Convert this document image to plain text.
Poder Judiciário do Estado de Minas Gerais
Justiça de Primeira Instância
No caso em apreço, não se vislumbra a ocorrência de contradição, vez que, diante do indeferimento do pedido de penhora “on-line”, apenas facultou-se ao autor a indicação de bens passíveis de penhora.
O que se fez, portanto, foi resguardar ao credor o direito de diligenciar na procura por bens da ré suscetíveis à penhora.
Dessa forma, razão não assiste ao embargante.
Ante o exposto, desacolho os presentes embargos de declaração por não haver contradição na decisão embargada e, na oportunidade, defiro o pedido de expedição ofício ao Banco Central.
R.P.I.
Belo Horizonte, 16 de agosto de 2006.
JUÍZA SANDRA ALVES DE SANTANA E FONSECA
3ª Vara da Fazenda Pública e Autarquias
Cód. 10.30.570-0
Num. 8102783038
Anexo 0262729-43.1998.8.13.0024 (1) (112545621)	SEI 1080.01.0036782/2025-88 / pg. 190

Task instructions »
Tally the lines of the data that contain the string "pedido" and report the total alone.

Task solution »
2